- _The problem_
Pull every line containing "color" out of the material below.
— begin —
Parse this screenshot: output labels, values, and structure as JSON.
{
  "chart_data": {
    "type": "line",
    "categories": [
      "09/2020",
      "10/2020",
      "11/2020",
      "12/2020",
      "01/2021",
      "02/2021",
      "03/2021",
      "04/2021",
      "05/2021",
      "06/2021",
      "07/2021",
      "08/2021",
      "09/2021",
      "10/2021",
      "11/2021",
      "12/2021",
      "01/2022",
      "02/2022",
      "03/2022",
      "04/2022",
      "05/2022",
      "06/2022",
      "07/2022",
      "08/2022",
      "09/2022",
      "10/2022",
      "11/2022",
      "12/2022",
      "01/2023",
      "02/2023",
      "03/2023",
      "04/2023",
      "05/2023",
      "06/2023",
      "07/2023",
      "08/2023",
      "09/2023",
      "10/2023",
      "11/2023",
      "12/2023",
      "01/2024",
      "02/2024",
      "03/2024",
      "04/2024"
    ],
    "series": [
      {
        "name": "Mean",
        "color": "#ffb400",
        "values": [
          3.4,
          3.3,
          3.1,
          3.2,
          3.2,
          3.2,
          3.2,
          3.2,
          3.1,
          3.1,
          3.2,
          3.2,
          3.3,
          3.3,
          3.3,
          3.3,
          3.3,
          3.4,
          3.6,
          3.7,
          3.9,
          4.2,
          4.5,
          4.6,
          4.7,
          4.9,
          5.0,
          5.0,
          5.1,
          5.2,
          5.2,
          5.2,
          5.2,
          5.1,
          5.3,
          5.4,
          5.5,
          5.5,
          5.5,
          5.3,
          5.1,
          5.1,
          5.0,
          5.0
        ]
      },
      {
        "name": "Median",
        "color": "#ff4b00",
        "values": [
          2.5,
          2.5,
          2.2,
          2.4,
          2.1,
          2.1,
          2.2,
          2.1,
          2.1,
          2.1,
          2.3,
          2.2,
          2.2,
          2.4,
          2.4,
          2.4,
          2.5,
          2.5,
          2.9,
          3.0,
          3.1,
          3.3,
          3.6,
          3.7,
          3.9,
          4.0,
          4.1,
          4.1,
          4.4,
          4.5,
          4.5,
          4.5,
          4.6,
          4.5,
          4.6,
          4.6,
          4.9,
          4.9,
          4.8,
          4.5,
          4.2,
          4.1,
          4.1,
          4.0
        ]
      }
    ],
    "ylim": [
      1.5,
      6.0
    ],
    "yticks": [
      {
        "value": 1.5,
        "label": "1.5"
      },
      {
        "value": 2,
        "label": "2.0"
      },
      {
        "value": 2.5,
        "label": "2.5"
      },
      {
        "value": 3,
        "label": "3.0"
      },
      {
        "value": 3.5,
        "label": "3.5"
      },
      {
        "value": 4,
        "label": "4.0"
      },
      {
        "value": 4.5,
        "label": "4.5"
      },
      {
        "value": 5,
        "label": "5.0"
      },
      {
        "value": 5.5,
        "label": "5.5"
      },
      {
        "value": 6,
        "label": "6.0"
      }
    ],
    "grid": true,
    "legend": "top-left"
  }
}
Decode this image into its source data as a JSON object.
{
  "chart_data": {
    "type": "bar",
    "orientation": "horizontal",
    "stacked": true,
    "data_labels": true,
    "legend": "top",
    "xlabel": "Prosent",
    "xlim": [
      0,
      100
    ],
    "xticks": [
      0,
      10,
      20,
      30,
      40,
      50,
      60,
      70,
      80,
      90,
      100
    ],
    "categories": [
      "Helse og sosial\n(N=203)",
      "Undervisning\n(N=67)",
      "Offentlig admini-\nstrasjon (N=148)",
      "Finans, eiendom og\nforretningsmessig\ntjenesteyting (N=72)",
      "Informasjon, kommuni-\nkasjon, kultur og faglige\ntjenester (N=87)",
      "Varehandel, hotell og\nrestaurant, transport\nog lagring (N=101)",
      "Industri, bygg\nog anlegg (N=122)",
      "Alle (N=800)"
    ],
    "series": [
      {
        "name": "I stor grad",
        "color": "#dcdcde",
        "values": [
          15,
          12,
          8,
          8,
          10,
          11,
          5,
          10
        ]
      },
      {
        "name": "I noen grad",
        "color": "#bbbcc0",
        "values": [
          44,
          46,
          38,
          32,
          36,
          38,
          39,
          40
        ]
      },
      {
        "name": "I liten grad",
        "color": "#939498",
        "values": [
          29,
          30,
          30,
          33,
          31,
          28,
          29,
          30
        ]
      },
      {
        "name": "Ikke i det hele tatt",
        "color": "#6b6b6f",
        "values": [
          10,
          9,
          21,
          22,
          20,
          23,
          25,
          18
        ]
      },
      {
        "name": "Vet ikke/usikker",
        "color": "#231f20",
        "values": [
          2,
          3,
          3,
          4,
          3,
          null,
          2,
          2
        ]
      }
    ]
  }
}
— end —
- _Solution to the problem_
        "color": "#ffb400",
        "color": "#ff4b00",
        "color": "#dcdcde",
        "color": "#bbbcc0",
        "color": "#939498",
        "color": "#6b6b6f",
        "color": "#231f20",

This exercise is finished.